Write out every line of the material as it stands, apart from the pictures.
------------------------
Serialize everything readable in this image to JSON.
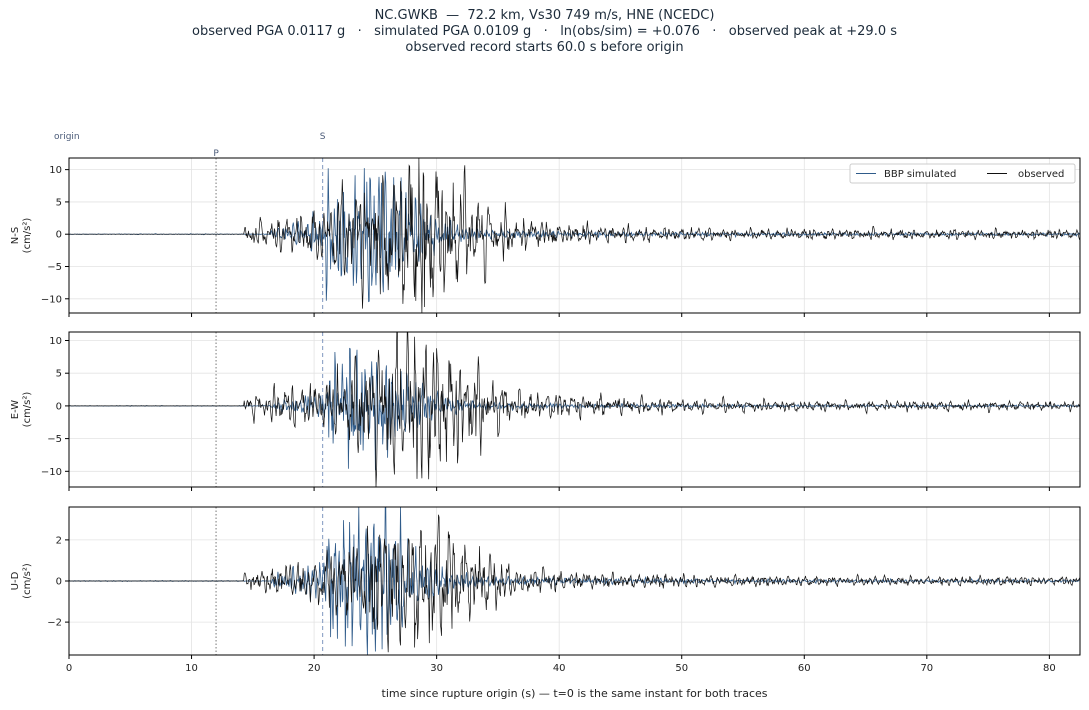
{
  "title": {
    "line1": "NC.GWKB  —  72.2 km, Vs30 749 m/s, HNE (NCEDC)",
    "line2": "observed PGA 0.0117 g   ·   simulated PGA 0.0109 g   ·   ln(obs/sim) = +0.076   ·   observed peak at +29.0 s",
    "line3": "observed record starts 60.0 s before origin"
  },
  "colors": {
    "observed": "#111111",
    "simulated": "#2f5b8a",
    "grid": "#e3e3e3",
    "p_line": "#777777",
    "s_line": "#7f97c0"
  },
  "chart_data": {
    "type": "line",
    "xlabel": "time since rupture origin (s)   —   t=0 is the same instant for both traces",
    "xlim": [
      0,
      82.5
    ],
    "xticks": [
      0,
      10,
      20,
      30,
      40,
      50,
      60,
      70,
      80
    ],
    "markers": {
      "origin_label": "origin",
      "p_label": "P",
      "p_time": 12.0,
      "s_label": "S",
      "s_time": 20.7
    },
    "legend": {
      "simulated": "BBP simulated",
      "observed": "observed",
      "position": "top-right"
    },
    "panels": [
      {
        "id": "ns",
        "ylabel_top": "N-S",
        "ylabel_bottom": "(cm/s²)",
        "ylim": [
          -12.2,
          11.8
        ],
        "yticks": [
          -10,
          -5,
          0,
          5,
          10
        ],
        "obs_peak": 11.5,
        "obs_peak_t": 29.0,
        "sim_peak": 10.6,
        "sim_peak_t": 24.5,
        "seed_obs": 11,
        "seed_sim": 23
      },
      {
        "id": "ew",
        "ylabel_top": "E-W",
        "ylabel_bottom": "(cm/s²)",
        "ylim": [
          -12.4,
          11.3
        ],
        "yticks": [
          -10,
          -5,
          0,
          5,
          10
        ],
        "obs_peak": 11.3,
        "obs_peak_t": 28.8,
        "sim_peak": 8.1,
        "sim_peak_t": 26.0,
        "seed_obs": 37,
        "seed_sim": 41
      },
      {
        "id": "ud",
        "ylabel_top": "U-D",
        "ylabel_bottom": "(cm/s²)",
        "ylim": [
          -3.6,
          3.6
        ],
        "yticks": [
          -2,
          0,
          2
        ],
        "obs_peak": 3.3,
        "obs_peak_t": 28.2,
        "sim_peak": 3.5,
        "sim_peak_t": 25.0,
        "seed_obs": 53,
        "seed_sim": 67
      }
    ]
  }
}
------------------------
Correct result >>
Serialize everything readable in this image to JSON.
{
  "title": {
    "line1": "NC.GWKB  —  72.2 km, Vs30 749 m/s, HNE (NCEDC)",
    "line2": "observed PGA 0.0117 g   ·   simulated PGA 0.0109 g   ·   ln(obs/sim) = +0.076   ·   observed peak at +29.0 s",
    "line3": "observed record starts 60.0 s before origin"
  },
  "colors": {
    "observed": "#111111",
    "simulated": "#2f5b8a",
    "grid": "#e3e3e3",
    "p_line": "#777777",
    "s_line": "#7f97c0"
  },
  "chart_data": {
    "type": "line",
    "xlabel": "time since rupture origin (s)   —   t=0 is the same instant for both traces",
    "xlim": [
      0,
      82.5
    ],
    "xticks": [
      0,
      10,
      20,
      30,
      40,
      50,
      60,
      70,
      80
    ],
    "markers": {
      "origin_label": "origin",
      "p_label": "P",
      "p_time": 12.0,
      "s_label": "S",
      "s_time": 20.7
    },
    "legend": {
      "simulated": "BBP simulated",
      "observed": "observed",
      "position": "top-right"
    },
    "panels": [
      {
        "id": "ns",
        "ylabel_top": "N-S",
        "ylabel_bottom": "(cm/s²)",
        "ylim": [
          -12.2,
          11.8
        ],
        "yticks": [
          -10,
          -5,
          0,
          5,
          10
        ],
        "obs_peak": 11.5,
        "obs_peak_t": 29.0,
        "sim_peak": 10.6,
        "sim_peak_t": 24.5,
        "seed_obs": 11,
        "seed_sim": 23
      },
      {
        "id": "ew",
        "ylabel_top": "E-W",
        "ylabel_bottom": "(cm/s²)",
        "ylim": [
          -12.4,
          11.3
        ],
        "yticks": [
          -10,
          -5,
          0,
          5,
          10
        ],
        "obs_peak": 11.3,
        "obs_peak_t": 28.8,
        "sim_peak": 8.1,
        "sim_peak_t": 26.0,
        "seed_obs": 37,
        "seed_sim": 41
      },
      {
        "id": "ud",
        "ylabel_top": "U-D",
        "ylabel_bottom": "(cm/s²)",
        "ylim": [
          -3.6,
          3.6
        ],
        "yticks": [
          -2,
          0,
          2
        ],
        "obs_peak": 3.3,
        "obs_peak_t": 28.2,
        "sim_peak": 3.5,
        "sim_peak_t": 25.0,
        "seed_obs": 53,
        "seed_sim": 67
      }
    ]
  }
}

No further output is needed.